**REQUIREMENTS**
In the data that follows, count the lines in which the word "structured" occurs, and report that figure alone.

▼

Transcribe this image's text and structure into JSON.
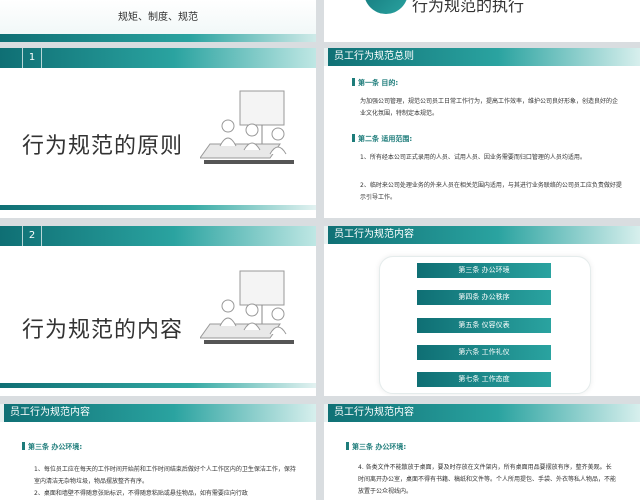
{
  "slide1": {
    "subtitle": "规矩、制度、规范"
  },
  "slide2": {
    "title": "行为规范的执行"
  },
  "slide3": {
    "number": "1",
    "title": "行为规范的原则"
  },
  "slide4": {
    "header": "员工行为规范总则",
    "sec1": "第一条  目的:",
    "para1": "为加强公司管理，规范公司员工日常工作行为，提高工作效率，维护公司良好形象，创造良好的企业文化氛围，特制定本规范。",
    "sec2": "第二条  适用范围:",
    "para2a": "1、所有经本公司正式录用的人员、试用人员、因业务需要而归口管理的人员均适用。",
    "para2b": "2、临时来公司处理业务的外来人员在相关范围内适用，与其进行业务联络的公司员工应负责做好提示引导工作。"
  },
  "slide5": {
    "number": "2",
    "title": "行为规范的内容"
  },
  "slide6": {
    "header": "员工行为规范内容",
    "items": [
      "第三条  办公环境",
      "第四条  办公秩序",
      "第五条  仪容仪表",
      "第六条  工作礼仪",
      "第七条  工作态度"
    ]
  },
  "slide7": {
    "header": "员工行为规范内容",
    "sec": "第三条  办公环境:",
    "para1": "1、每位员工应在每天的工作时间开始前和工作时间结束后做好个人工作区内的卫生保洁工作，保持室内清洁无杂物垃圾，物品摆放整齐有序。",
    "para2": "2、桌面和墙壁不得随意张贴标识，不得随意粘贴或悬挂物品，如有需要应向行政"
  },
  "slide8": {
    "header": "员工行为规范内容",
    "sec": "第三条  办公环境:",
    "para1": "4. 各类文件不能散放于桌面，要及时存放在文件架内，所有桌面用品要摆放有序，整齐美观。长时间离开办公室，桌面不得有书籍、稿纸和文件等。个人所用提包、手袋、外衣等私人物品，不能放置于公众视线内。"
  }
}
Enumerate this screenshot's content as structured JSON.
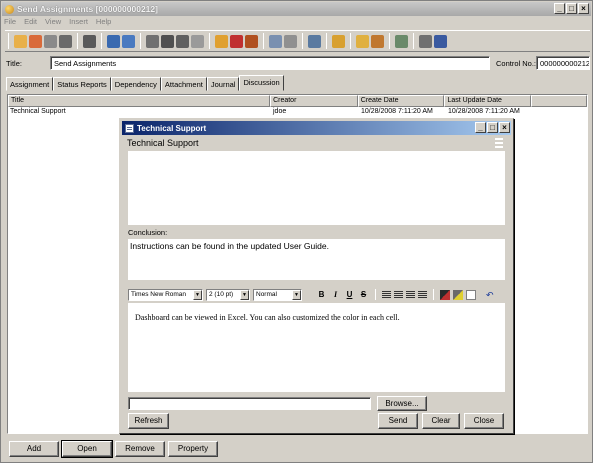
{
  "window": {
    "title": "Send Assignments [000000000212]",
    "controls": {
      "minimize": "_",
      "restore": "□",
      "close": "×"
    }
  },
  "menu": [
    "File",
    "Edit",
    "View",
    "Insert",
    "Help"
  ],
  "form": {
    "title_label": "Title:",
    "title_value": "Send Assignments",
    "control_label": "Control No.:",
    "control_value": "000000000212"
  },
  "tabs": [
    "Assignment",
    "Status Reports",
    "Dependency",
    "Attachment",
    "Journal",
    "Discussion"
  ],
  "active_tab": "Discussion",
  "grid": {
    "columns": [
      "Title",
      "Creator",
      "Create Date",
      "Last Update Date"
    ],
    "rows": [
      [
        "Technical Support",
        "jdoe",
        "10/28/2008 7:11:20 AM",
        "10/28/2008 7:11:20 AM"
      ]
    ]
  },
  "bottom_buttons": [
    "Add",
    "Open",
    "Remove",
    "Property"
  ],
  "dialog": {
    "title": "Technical Support",
    "subject": "Technical Support",
    "conclusion_label": "Conclusion:",
    "conclusion_text": "Instructions can be found in the updated User Guide.",
    "font_name": "Times New Roman",
    "font_size": "2 (10 pt)",
    "style": "Normal",
    "format_buttons": [
      "B",
      "I",
      "U",
      "S"
    ],
    "body_text": "Dashboard can be viewed in Excel.  You can also customized the color in each cell.",
    "attachment_value": "",
    "browse_label": "Browse...",
    "refresh_label": "Refresh",
    "send_label": "Send",
    "clear_label": "Clear",
    "close_label": "Close"
  }
}
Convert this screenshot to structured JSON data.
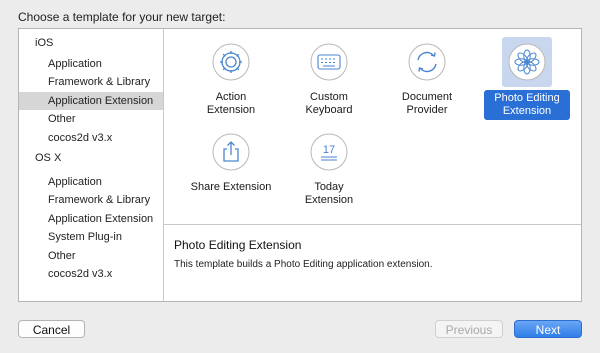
{
  "dialog": {
    "heading": "Choose a template for your new target:"
  },
  "sidebar": {
    "sections": [
      {
        "label": "iOS",
        "items": [
          "Application",
          "Framework & Library",
          "Application Extension",
          "Other",
          "cocos2d v3.x"
        ]
      },
      {
        "label": "OS X",
        "items": [
          "Application",
          "Framework & Library",
          "Application Extension",
          "System Plug-in",
          "Other",
          "cocos2d v3.x"
        ]
      }
    ],
    "selected": "Application Extension"
  },
  "templates": [
    {
      "label": "Action\nExtension",
      "icon": "gear-icon"
    },
    {
      "label": "Custom\nKeyboard",
      "icon": "keyboard-icon"
    },
    {
      "label": "Document\nProvider",
      "icon": "sync-icon"
    },
    {
      "label": "Photo Editing\nExtension",
      "icon": "photo-flower-icon",
      "selected": true
    },
    {
      "label": "Share Extension",
      "icon": "share-icon"
    },
    {
      "label": "Today\nExtension",
      "icon": "calendar-icon",
      "calendar_day": "17"
    }
  ],
  "description": {
    "title": "Photo Editing Extension",
    "text": "This template builds a Photo Editing application extension."
  },
  "buttons": {
    "cancel": "Cancel",
    "previous": "Previous",
    "next": "Next"
  },
  "colors": {
    "accent": "#2a6fd6",
    "icon_stroke": "#4a86cf",
    "selection_bg": "#c9d7ee"
  }
}
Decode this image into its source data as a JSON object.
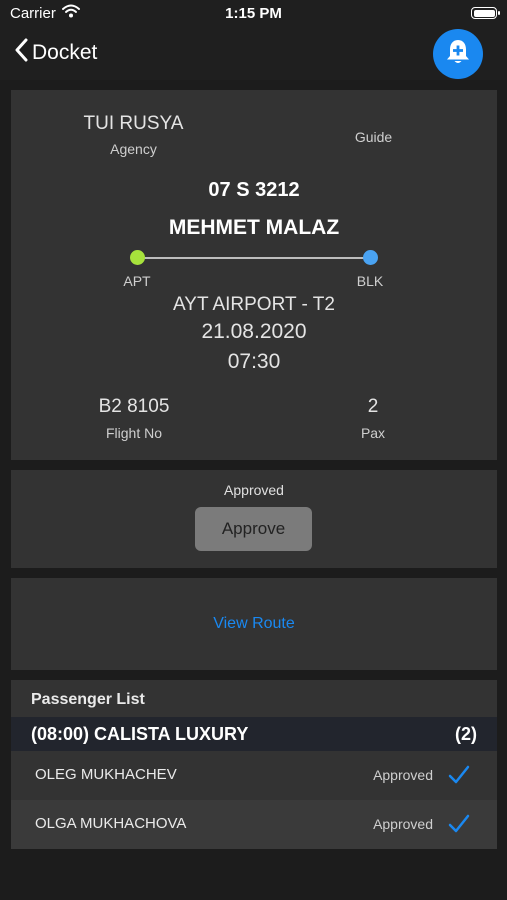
{
  "status_bar": {
    "carrier": "Carrier",
    "time": "1:15 PM"
  },
  "nav": {
    "back_label": "Docket",
    "bell_icon": "bell-plus-icon"
  },
  "docket": {
    "agency": "TUI RUSYA",
    "agency_label": "Agency",
    "guide_label": "Guide",
    "plate": "07 S 3212",
    "driver": "MEHMET MALAZ",
    "route_from": "APT",
    "route_to": "BLK",
    "location": "AYT AIRPORT - T2",
    "date": "21.08.2020",
    "time": "07:30",
    "flight_no": "B2 8105",
    "flight_no_label": "Flight No",
    "pax": "2",
    "pax_label": "Pax"
  },
  "approval": {
    "status": "Approved",
    "button_label": "Approve"
  },
  "route": {
    "view_route_label": "View Route"
  },
  "passenger_list": {
    "title": "Passenger List",
    "hotel": {
      "name": "(08:00) CALISTA LUXURY",
      "count": "(2)"
    },
    "passengers": [
      {
        "name": "OLEG MUKHACHEV",
        "status": "Approved"
      },
      {
        "name": "OLGA MUKHACHOVA",
        "status": "Approved"
      }
    ]
  },
  "colors": {
    "accent": "#1a88f0",
    "route_start": "#a7e23c",
    "route_end": "#4aa3f2",
    "card": "#333333",
    "background": "#1c1c1c"
  }
}
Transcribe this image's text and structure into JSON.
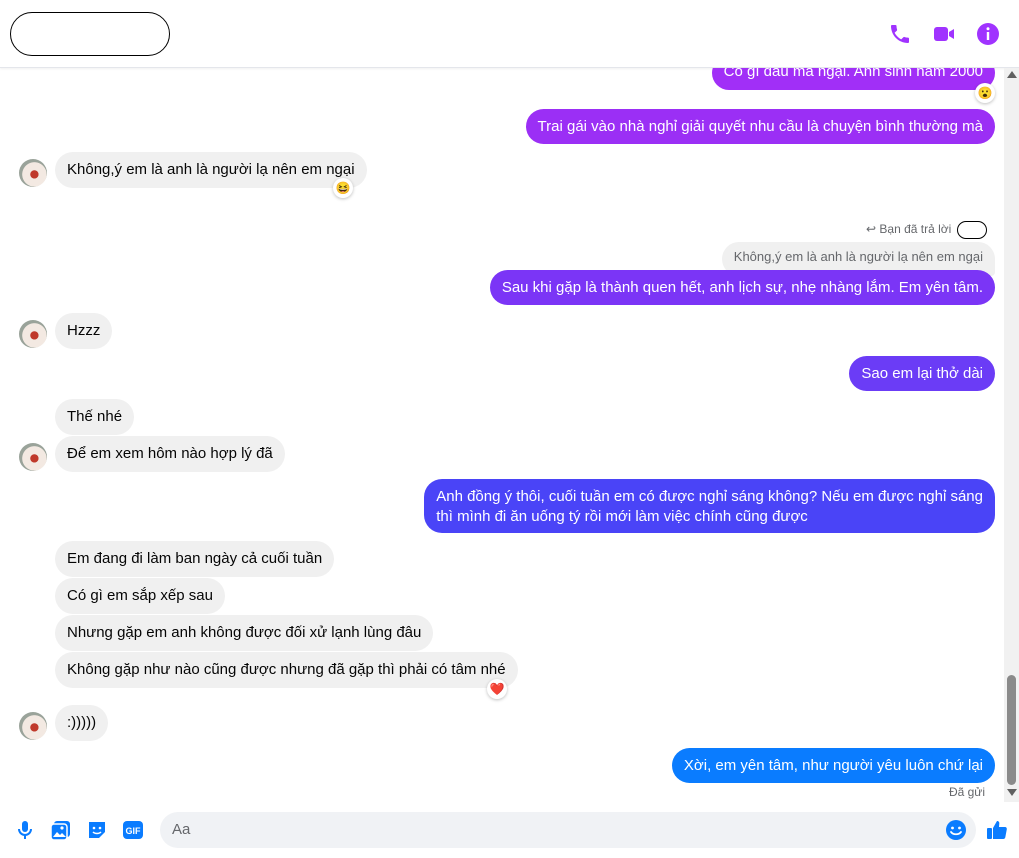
{
  "header": {
    "icons": [
      "phone-icon",
      "video-icon",
      "info-icon"
    ]
  },
  "colors": {
    "accent": "#a033ff",
    "incoming_bubble": "#f0f0f0",
    "blue": "#0a7cff"
  },
  "messages": {
    "m1": "Có gì đâu mà ngại. Anh sinh năm 2000",
    "m1_reaction": "😮",
    "m2": "Trai gái vào nhà nghỉ giải quyết nhu cầu là chuyện bình thường mà",
    "m3": "Không,ý em là anh là người lạ nên em ngại",
    "m3_reaction": "😆",
    "reply_label": "Bạn đã trả lời",
    "quoted": "Không,ý em là anh là người lạ nên em ngại",
    "m4": "Sau khi gặp là thành quen hết, anh lịch sự, nhẹ nhàng lắm. Em yên tâm.",
    "m5": "Hzzz",
    "m6": "Sao em lại thở dài",
    "m7": "Thế nhé",
    "m8": "Để em xem hôm nào hợp lý đã",
    "m9_line1": "Anh đồng ý thôi, cuối tuần em có được nghỉ sáng không? Nếu em được nghỉ sáng",
    "m9_line2": "thì mình đi ăn uống tý rồi mới làm việc chính cũng được",
    "m10": "Em đang đi làm ban ngày cả cuối tuần",
    "m11": "Có gì em sắp xếp sau",
    "m12": "Nhưng gặp em anh không được đối xử lạnh lùng đâu",
    "m13": "Không gặp như nào cũng được nhưng đã gặp thì phải có tâm nhé",
    "m13_reaction": "❤️",
    "m14": ":)))))",
    "m15": "Xời, em yên tâm, như người yêu luôn chứ lại",
    "status": "Đã gửi"
  },
  "composer": {
    "placeholder": "Aa",
    "icons": [
      "microphone-icon",
      "image-icon",
      "sticker-icon",
      "gif-icon",
      "emoji-icon",
      "like-icon"
    ],
    "gif_label": "GIF"
  }
}
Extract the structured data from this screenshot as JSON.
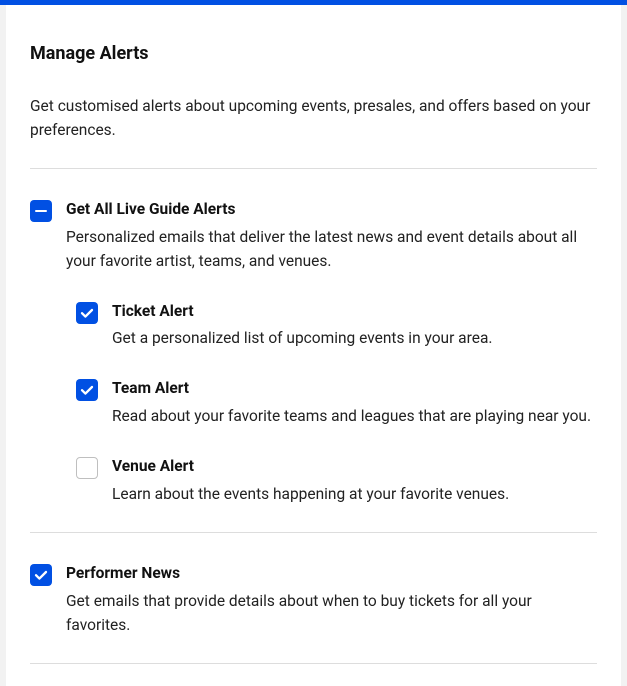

▲

**THE REPLY**
3